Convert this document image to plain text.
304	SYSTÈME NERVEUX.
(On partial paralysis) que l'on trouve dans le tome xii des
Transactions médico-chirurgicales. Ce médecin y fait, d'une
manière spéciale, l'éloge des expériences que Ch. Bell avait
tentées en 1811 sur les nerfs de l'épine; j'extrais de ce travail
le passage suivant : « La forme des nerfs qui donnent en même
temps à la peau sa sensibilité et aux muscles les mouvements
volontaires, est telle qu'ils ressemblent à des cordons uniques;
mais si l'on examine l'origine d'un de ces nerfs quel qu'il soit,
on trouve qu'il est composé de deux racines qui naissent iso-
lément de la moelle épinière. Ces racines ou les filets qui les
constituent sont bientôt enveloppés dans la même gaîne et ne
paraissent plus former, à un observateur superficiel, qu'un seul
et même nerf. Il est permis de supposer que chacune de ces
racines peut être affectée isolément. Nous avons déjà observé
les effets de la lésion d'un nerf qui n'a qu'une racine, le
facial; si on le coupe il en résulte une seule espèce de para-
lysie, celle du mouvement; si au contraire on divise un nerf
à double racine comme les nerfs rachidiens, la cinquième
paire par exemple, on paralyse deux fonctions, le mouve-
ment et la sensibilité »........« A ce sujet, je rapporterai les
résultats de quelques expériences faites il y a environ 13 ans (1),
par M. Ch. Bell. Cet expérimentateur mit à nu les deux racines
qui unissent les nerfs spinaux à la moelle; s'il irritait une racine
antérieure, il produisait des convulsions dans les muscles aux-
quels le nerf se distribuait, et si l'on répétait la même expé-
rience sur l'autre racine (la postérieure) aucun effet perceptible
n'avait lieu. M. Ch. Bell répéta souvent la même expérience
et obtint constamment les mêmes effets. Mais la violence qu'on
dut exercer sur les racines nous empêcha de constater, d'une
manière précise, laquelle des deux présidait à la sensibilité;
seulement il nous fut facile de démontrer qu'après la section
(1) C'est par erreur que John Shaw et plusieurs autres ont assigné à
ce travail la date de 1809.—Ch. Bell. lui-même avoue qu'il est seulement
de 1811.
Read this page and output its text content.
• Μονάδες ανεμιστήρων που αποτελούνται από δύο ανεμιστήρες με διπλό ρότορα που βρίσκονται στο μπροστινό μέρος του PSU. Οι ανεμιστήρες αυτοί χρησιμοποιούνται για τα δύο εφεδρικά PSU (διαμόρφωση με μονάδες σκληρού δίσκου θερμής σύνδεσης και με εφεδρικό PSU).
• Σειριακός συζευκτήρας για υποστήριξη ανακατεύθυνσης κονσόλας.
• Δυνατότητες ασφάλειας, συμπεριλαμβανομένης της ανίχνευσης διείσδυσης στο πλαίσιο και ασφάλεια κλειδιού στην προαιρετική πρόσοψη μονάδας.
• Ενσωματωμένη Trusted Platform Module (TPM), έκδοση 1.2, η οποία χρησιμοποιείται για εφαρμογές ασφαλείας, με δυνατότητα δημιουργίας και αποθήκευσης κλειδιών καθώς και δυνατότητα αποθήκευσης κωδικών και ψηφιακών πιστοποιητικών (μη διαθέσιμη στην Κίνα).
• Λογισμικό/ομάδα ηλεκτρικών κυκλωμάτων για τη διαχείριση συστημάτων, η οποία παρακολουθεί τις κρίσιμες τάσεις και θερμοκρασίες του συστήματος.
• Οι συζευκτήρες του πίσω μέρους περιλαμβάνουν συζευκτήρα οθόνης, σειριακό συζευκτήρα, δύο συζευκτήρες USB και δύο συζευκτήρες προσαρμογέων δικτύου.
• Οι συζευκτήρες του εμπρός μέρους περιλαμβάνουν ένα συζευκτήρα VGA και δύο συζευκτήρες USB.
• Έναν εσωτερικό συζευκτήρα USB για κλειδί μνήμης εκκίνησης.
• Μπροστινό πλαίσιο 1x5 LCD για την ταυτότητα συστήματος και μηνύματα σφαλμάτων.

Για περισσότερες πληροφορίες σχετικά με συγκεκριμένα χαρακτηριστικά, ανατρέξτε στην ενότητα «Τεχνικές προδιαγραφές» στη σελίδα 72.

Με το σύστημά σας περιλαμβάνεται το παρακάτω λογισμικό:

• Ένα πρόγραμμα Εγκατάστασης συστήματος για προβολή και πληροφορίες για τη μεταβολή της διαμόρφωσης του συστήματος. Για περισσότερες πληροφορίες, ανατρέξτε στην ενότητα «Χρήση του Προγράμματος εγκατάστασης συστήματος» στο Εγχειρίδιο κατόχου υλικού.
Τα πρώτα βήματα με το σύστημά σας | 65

•••

◆ Problem to solve ◆
Extract each entry in full and write it down exactly.

◆ Solved problem ◆
Convert this document image to plain text.
304	SYSTÈME NERVEUX.
(On partial paralysis) que l'on trouve dans le tome xii des
Transactions médico-chirurgicales. Ce médecin y fait, d'une
manière spéciale, l'éloge des expériences que Ch. Bell avait
tentées en 1811 sur les nerfs de l'épine; j'extrais de ce travail
le passage suivant : « La forme des nerfs qui donnent en même
temps à la peau sa sensibilité et aux muscles les mouvements
volontaires, est telle qu'ils ressemblent à des cordons uniques;
mais si l'on examine l'origine d'un de ces nerfs quel qu'il soit,
on trouve qu'il est composé de deux racines qui naissent iso-
lément de la moelle épinière. Ces racines ou les filets qui les
constituent sont bientôt enveloppés dans la même gaîne et ne
paraissent plus former, à un observateur superficiel, qu'un seul
et même nerf. Il est permis de supposer que chacune de ces
racines peut être affectée isolément. Nous avons déjà observé
les effets de la lésion d'un nerf qui n'a qu'une racine, le
facial; si on le coupe il en résulte une seule espèce de para-
lysie, celle du mouvement; si au contraire on divise un nerf
à double racine comme les nerfs rachidiens, la cinquième
paire par exemple, on paralyse deux fonctions, le mouve-
ment et la sensibilité »........« A ce sujet, je rapporterai les
résultats de quelques expériences faites il y a environ 13 ans (1),
par M. Ch. Bell. Cet expérimentateur mit à nu les deux racines
qui unissent les nerfs spinaux à la moelle; s'il irritait une racine
antérieure, il produisait des convulsions dans les muscles aux-
quels le nerf se distribuait, et si l'on répétait la même expé-
rience sur l'autre racine (la postérieure) aucun effet perceptible
n'avait lieu. M. Ch. Bell répéta souvent la même expérience
et obtint constamment les mêmes effets. Mais la violence qu'on
dut exercer sur les racines nous empêcha de constater, d'une
manière précise, laquelle des deux présidait à la sensibilité;
seulement il nous fut facile de démontrer qu'après la section
(1) C'est par erreur que John Shaw et plusieurs autres ont assigné à
ce travail la date de 1809.—Ch. Bell. lui-même avoue qu'il est seulement
de 1811.
Read this page and output its text content.
• Μονάδες ανεμιστήρων που αποτελούνται από δύο ανεμιστήρες με διπλό ρότορα που βρίσκονται στο μπροστινό μέρος του PSU. Οι ανεμιστήρες αυτοί χρησιμοποιούνται για τα δύο εφεδρικά PSU (διαμόρφωση με μονάδες σκληρού δίσκου θερμής σύνδεσης και με εφεδρικό PSU).
• Σειριακός συζευκτήρας για υποστήριξη ανακατεύθυνσης κονσόλας.
• Δυνατότητες ασφάλειας, συμπεριλαμβανομένης της ανίχνευσης διείσδυσης στο πλαίσιο και ασφάλεια κλειδιού στην προαιρετική πρόσοψη μονάδας.
• Ενσωματωμένη Trusted Platform Module (TPM), έκδοση 1.2, η οποία χρησιμοποιείται για εφαρμογές ασφαλείας, με δυνατότητα δημιουργίας και αποθήκευσης κλειδιών καθώς και δυνατότητα αποθήκευσης κωδικών και ψηφιακών πιστοποιητικών (μη διαθέσιμη στην Κίνα).
• Λογισμικό/ομάδα ηλεκτρικών κυκλωμάτων για τη διαχείριση συστημάτων, η οποία παρακολουθεί τις κρίσιμες τάσεις και θερμοκρασίες του συστήματος.
• Οι συζευκτήρες του πίσω μέρους περιλαμβάνουν συζευκτήρα οθόνης, σειριακό συζευκτήρα, δύο συζευκτήρες USB και δύο συζευκτήρες προσαρμογέων δικτύου.
• Οι συζευκτήρες του εμπρός μέρους περιλαμβάνουν ένα συζευκτήρα VGA και δύο συζευκτήρες USB.
• Έναν εσωτερικό συζευκτήρα USB για κλειδί μνήμης εκκίνησης.
• Μπροστινό πλαίσιο 1x5 LCD για την ταυτότητα συστήματος και μηνύματα σφαλμάτων.

Για περισσότερες πληροφορίες σχετικά με συγκεκριμένα χαρακτηριστικά, ανατρέξτε στην ενότητα «Τεχνικές προδιαγραφές» στη σελίδα 72.

Με το σύστημά σας περιλαμβάνεται το παρακάτω λογισμικό:

• Ένα πρόγραμμα Εγκατάστασης συστήματος για προβολή και πληροφορίες για τη μεταβολή της διαμόρφωσης του συστήματος. Για περισσότερες πληροφορίες, ανατρέξτε στην ενότητα «Χρήση του Προγράμματος εγκατάστασης συστήματος» στο Εγχειρίδιο κατόχου υλικού.
Τα πρώτα βήματα με το σύστημά σας | 65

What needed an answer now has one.